[start Information shown]

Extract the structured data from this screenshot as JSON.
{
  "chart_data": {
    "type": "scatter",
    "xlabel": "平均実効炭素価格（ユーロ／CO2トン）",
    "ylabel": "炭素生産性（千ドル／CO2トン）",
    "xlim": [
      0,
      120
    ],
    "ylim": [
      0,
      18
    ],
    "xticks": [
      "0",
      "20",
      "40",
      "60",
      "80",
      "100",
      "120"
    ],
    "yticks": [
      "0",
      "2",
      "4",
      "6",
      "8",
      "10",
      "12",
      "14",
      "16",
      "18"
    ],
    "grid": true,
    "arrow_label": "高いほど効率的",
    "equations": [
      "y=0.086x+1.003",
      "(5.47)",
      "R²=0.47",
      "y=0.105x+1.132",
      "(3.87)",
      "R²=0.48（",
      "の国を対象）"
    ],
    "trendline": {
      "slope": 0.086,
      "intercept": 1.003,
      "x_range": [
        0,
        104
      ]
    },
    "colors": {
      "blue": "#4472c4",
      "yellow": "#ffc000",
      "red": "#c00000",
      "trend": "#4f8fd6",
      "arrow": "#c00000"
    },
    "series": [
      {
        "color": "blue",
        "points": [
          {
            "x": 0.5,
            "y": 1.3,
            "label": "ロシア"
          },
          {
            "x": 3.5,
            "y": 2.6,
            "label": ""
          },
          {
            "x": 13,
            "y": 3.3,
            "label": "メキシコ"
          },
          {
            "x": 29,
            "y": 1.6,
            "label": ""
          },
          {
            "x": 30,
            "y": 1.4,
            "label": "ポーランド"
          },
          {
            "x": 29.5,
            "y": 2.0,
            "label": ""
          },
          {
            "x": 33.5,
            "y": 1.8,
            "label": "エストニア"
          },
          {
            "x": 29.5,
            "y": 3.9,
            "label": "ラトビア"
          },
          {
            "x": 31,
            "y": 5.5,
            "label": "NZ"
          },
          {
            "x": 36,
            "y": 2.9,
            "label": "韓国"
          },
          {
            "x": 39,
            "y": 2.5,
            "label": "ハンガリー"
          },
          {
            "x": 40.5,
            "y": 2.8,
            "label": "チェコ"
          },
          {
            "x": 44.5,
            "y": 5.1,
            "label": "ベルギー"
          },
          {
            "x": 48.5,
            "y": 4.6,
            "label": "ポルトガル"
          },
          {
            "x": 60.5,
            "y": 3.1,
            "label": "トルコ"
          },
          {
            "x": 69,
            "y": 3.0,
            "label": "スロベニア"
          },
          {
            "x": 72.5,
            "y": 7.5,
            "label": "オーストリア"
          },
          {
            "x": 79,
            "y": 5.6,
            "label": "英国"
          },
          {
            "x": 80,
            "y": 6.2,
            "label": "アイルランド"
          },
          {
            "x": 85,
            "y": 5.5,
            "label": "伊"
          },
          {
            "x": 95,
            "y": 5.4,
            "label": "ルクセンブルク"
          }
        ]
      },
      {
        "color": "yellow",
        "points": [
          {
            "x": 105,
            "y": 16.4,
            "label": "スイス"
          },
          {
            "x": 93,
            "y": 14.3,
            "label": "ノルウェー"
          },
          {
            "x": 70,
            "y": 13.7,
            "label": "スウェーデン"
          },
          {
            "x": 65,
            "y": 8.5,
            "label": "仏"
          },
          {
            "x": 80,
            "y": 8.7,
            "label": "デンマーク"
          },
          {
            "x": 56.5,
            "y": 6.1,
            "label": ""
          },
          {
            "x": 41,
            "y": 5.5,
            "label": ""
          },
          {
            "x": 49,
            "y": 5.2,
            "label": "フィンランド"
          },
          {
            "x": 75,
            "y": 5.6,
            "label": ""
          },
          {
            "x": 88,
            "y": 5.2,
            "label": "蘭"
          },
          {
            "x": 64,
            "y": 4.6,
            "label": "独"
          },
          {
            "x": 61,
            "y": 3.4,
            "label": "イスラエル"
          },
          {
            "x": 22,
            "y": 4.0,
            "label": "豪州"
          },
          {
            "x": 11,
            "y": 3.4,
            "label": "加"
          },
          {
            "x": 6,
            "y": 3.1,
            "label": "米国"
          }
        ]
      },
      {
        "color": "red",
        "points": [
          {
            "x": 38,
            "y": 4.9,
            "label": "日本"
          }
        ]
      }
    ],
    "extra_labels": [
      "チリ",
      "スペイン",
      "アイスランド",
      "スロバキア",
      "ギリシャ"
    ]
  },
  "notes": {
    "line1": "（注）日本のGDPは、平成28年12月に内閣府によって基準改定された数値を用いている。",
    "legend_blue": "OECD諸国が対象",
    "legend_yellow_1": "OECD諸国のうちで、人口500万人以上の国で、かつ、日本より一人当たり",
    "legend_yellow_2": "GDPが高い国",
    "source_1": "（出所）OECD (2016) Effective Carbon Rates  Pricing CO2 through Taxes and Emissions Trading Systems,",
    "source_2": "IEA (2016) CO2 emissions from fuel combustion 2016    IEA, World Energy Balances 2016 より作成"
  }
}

[end Information shown]

**Description of the task**
Write the whole listing out again. Keep every line exactly as it is.

**Task output**
Extract the structured data from this screenshot as JSON.
{
  "chart_data": {
    "type": "scatter",
    "xlabel": "平均実効炭素価格（ユーロ／CO2トン）",
    "ylabel": "炭素生産性（千ドル／CO2トン）",
    "xlim": [
      0,
      120
    ],
    "ylim": [
      0,
      18
    ],
    "xticks": [
      "0",
      "20",
      "40",
      "60",
      "80",
      "100",
      "120"
    ],
    "yticks": [
      "0",
      "2",
      "4",
      "6",
      "8",
      "10",
      "12",
      "14",
      "16",
      "18"
    ],
    "grid": true,
    "arrow_label": "高いほど効率的",
    "equations": [
      "y=0.086x+1.003",
      "(5.47)",
      "R²=0.47",
      "y=0.105x+1.132",
      "(3.87)",
      "R²=0.48（",
      "の国を対象）"
    ],
    "trendline": {
      "slope": 0.086,
      "intercept": 1.003,
      "x_range": [
        0,
        104
      ]
    },
    "colors": {
      "blue": "#4472c4",
      "yellow": "#ffc000",
      "red": "#c00000",
      "trend": "#4f8fd6",
      "arrow": "#c00000"
    },
    "series": [
      {
        "color": "blue",
        "points": [
          {
            "x": 0.5,
            "y": 1.3,
            "label": "ロシア"
          },
          {
            "x": 3.5,
            "y": 2.6,
            "label": ""
          },
          {
            "x": 13,
            "y": 3.3,
            "label": "メキシコ"
          },
          {
            "x": 29,
            "y": 1.6,
            "label": ""
          },
          {
            "x": 30,
            "y": 1.4,
            "label": "ポーランド"
          },
          {
            "x": 29.5,
            "y": 2.0,
            "label": ""
          },
          {
            "x": 33.5,
            "y": 1.8,
            "label": "エストニア"
          },
          {
            "x": 29.5,
            "y": 3.9,
            "label": "ラトビア"
          },
          {
            "x": 31,
            "y": 5.5,
            "label": "NZ"
          },
          {
            "x": 36,
            "y": 2.9,
            "label": "韓国"
          },
          {
            "x": 39,
            "y": 2.5,
            "label": "ハンガリー"
          },
          {
            "x": 40.5,
            "y": 2.8,
            "label": "チェコ"
          },
          {
            "x": 44.5,
            "y": 5.1,
            "label": "ベルギー"
          },
          {
            "x": 48.5,
            "y": 4.6,
            "label": "ポルトガル"
          },
          {
            "x": 60.5,
            "y": 3.1,
            "label": "トルコ"
          },
          {
            "x": 69,
            "y": 3.0,
            "label": "スロベニア"
          },
          {
            "x": 72.5,
            "y": 7.5,
            "label": "オーストリア"
          },
          {
            "x": 79,
            "y": 5.6,
            "label": "英国"
          },
          {
            "x": 80,
            "y": 6.2,
            "label": "アイルランド"
          },
          {
            "x": 85,
            "y": 5.5,
            "label": "伊"
          },
          {
            "x": 95,
            "y": 5.4,
            "label": "ルクセンブルク"
          }
        ]
      },
      {
        "color": "yellow",
        "points": [
          {
            "x": 105,
            "y": 16.4,
            "label": "スイス"
          },
          {
            "x": 93,
            "y": 14.3,
            "label": "ノルウェー"
          },
          {
            "x": 70,
            "y": 13.7,
            "label": "スウェーデン"
          },
          {
            "x": 65,
            "y": 8.5,
            "label": "仏"
          },
          {
            "x": 80,
            "y": 8.7,
            "label": "デンマーク"
          },
          {
            "x": 56.5,
            "y": 6.1,
            "label": ""
          },
          {
            "x": 41,
            "y": 5.5,
            "label": ""
          },
          {
            "x": 49,
            "y": 5.2,
            "label": "フィンランド"
          },
          {
            "x": 75,
            "y": 5.6,
            "label": ""
          },
          {
            "x": 88,
            "y": 5.2,
            "label": "蘭"
          },
          {
            "x": 64,
            "y": 4.6,
            "label": "独"
          },
          {
            "x": 61,
            "y": 3.4,
            "label": "イスラエル"
          },
          {
            "x": 22,
            "y": 4.0,
            "label": "豪州"
          },
          {
            "x": 11,
            "y": 3.4,
            "label": "加"
          },
          {
            "x": 6,
            "y": 3.1,
            "label": "米国"
          }
        ]
      },
      {
        "color": "red",
        "points": [
          {
            "x": 38,
            "y": 4.9,
            "label": "日本"
          }
        ]
      }
    ],
    "extra_labels": [
      "チリ",
      "スペイン",
      "アイスランド",
      "スロバキア",
      "ギリシャ"
    ]
  },
  "notes": {
    "line1": "（注）日本のGDPは、平成28年12月に内閣府によって基準改定された数値を用いている。",
    "legend_blue": "OECD諸国が対象",
    "legend_yellow_1": "OECD諸国のうちで、人口500万人以上の国で、かつ、日本より一人当たり",
    "legend_yellow_2": "GDPが高い国",
    "source_1": "（出所）OECD (2016) Effective Carbon Rates  Pricing CO2 through Taxes and Emissions Trading Systems,",
    "source_2": "IEA (2016) CO2 emissions from fuel combustion 2016    IEA, World Energy Balances 2016 より作成"
  }
}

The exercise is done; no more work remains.